----- Entries provided

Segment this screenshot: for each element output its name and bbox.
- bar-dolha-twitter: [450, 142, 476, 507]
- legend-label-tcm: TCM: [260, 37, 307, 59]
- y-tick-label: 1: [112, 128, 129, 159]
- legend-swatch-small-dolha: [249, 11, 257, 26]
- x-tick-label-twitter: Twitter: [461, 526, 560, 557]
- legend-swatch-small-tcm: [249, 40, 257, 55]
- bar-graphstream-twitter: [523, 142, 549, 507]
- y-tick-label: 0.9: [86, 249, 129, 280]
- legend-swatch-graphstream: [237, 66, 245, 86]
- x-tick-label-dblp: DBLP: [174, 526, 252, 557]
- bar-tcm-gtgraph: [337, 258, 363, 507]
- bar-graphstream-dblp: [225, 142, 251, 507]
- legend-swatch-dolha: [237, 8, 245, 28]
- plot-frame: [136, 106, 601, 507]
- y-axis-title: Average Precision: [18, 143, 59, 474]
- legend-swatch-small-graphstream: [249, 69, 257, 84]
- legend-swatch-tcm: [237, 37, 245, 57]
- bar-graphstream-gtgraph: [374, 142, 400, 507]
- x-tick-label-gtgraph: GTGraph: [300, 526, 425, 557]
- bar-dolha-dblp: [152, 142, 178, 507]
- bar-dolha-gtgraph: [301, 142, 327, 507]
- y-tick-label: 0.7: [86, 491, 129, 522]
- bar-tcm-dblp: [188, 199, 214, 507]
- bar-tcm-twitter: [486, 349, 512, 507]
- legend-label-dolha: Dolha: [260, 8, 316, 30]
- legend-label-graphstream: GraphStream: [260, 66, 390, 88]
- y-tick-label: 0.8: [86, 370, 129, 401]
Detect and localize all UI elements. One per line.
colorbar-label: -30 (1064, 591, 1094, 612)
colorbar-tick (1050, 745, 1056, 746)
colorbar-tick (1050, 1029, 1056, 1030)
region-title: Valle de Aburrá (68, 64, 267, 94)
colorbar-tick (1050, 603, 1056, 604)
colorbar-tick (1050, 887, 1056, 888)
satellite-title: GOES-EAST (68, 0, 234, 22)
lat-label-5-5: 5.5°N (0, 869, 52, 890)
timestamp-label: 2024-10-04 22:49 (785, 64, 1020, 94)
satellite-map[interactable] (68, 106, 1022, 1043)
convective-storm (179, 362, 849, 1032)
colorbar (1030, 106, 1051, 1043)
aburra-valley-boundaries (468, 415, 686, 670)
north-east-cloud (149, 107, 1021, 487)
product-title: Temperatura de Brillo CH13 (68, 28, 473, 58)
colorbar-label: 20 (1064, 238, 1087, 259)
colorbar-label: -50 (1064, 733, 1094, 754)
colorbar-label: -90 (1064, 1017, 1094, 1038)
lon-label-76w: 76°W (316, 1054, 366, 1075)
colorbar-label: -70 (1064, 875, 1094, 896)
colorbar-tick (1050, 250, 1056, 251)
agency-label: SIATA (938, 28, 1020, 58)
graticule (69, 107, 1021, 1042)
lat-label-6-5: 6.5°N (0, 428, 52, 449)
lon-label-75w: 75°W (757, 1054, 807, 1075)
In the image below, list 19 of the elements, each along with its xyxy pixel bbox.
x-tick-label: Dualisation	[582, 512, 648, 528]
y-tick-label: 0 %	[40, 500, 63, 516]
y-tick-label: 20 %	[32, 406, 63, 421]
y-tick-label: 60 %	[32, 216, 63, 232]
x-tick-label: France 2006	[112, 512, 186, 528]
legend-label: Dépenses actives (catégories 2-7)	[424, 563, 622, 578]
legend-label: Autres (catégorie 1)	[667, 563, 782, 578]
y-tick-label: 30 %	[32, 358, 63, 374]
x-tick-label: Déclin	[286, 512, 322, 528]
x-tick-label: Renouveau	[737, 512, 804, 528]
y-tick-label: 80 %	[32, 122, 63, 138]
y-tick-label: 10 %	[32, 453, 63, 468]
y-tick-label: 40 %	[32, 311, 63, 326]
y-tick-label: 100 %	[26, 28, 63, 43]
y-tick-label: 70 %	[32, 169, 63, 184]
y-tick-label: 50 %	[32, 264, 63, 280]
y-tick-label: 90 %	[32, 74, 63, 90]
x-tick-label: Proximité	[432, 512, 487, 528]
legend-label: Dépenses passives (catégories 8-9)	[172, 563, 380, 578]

----------

■ **Problem to solve**: Rewrite every one of the entries above, changing each "y-tick-label" to "y-axis-tick-label" and keeping every other character as it stands.

■ **Result**:
Segment this screenshot: for each element output its name and bbox.
- bar-dolha-twitter: [450, 142, 476, 507]
- legend-label-tcm: TCM: [260, 37, 307, 59]
- y-axis-tick-label: 1: [112, 128, 129, 159]
- legend-swatch-small-dolha: [249, 11, 257, 26]
- x-tick-label-twitter: Twitter: [461, 526, 560, 557]
- legend-swatch-small-tcm: [249, 40, 257, 55]
- bar-graphstream-twitter: [523, 142, 549, 507]
- y-axis-tick-label: 0.9: [86, 249, 129, 280]
- legend-swatch-graphstream: [237, 66, 245, 86]
- x-tick-label-dblp: DBLP: [174, 526, 252, 557]
- bar-tcm-gtgraph: [337, 258, 363, 507]
- bar-graphstream-dblp: [225, 142, 251, 507]
- legend-swatch-dolha: [237, 8, 245, 28]
- plot-frame: [136, 106, 601, 507]
- y-axis-title: Average Precision: [18, 143, 59, 474]
- legend-swatch-small-graphstream: [249, 69, 257, 84]
- legend-swatch-tcm: [237, 37, 245, 57]
- bar-graphstream-gtgraph: [374, 142, 400, 507]
- x-tick-label-gtgraph: GTGraph: [300, 526, 425, 557]
- bar-dolha-dblp: [152, 142, 178, 507]
- bar-dolha-gtgraph: [301, 142, 327, 507]
- y-axis-tick-label: 0.7: [86, 491, 129, 522]
- bar-tcm-dblp: [188, 199, 214, 507]
- bar-tcm-twitter: [486, 349, 512, 507]
- legend-label-dolha: Dolha: [260, 8, 316, 30]
- legend-label-graphstream: GraphStream: [260, 66, 390, 88]
- y-axis-tick-label: 0.8: [86, 370, 129, 401]
Detect and localize all UI elements. One per line.
colorbar-label: -30 (1064, 591, 1094, 612)
colorbar-tick (1050, 745, 1056, 746)
colorbar-tick (1050, 1029, 1056, 1030)
region-title: Valle de Aburrá (68, 64, 267, 94)
colorbar-tick (1050, 603, 1056, 604)
colorbar-tick (1050, 887, 1056, 888)
satellite-title: GOES-EAST (68, 0, 234, 22)
lat-label-5-5: 5.5°N (0, 869, 52, 890)
timestamp-label: 2024-10-04 22:49 (785, 64, 1020, 94)
satellite-map[interactable] (68, 106, 1022, 1043)
convective-storm (179, 362, 849, 1032)
colorbar (1030, 106, 1051, 1043)
aburra-valley-boundaries (468, 415, 686, 670)
north-east-cloud (149, 107, 1021, 487)
product-title: Temperatura de Brillo CH13 (68, 28, 473, 58)
colorbar-label: 20 (1064, 238, 1087, 259)
colorbar-label: -50 (1064, 733, 1094, 754)
colorbar-label: -90 (1064, 1017, 1094, 1038)
lon-label-76w: 76°W (316, 1054, 366, 1075)
colorbar-label: -70 (1064, 875, 1094, 896)
colorbar-tick (1050, 250, 1056, 251)
agency-label: SIATA (938, 28, 1020, 58)
graticule (69, 107, 1021, 1042)
lat-label-6-5: 6.5°N (0, 428, 52, 449)
lon-label-75w: 75°W (757, 1054, 807, 1075)
In the image below, list 19 of the elements, each along with its xyxy pixel bbox.
x-tick-label: Dualisation	[582, 512, 648, 528]
y-axis-tick-label: 0 %	[40, 500, 63, 516]
y-axis-tick-label: 20 %	[32, 406, 63, 421]
y-axis-tick-label: 60 %	[32, 216, 63, 232]
x-tick-label: France 2006	[112, 512, 186, 528]
legend-label: Dépenses actives (catégories 2-7)	[424, 563, 622, 578]
legend-label: Autres (catégorie 1)	[667, 563, 782, 578]
y-axis-tick-label: 30 %	[32, 358, 63, 374]
x-tick-label: Déclin	[286, 512, 322, 528]
x-tick-label: Renouveau	[737, 512, 804, 528]
y-axis-tick-label: 80 %	[32, 122, 63, 138]
y-axis-tick-label: 10 %	[32, 453, 63, 468]
y-axis-tick-label: 40 %	[32, 311, 63, 326]
y-axis-tick-label: 100 %	[26, 28, 63, 43]
y-axis-tick-label: 70 %	[32, 169, 63, 184]
y-axis-tick-label: 50 %	[32, 264, 63, 280]
y-axis-tick-label: 90 %	[32, 74, 63, 90]
x-tick-label: Proximité	[432, 512, 487, 528]
legend-label: Dépenses passives (catégories 8-9)	[172, 563, 380, 578]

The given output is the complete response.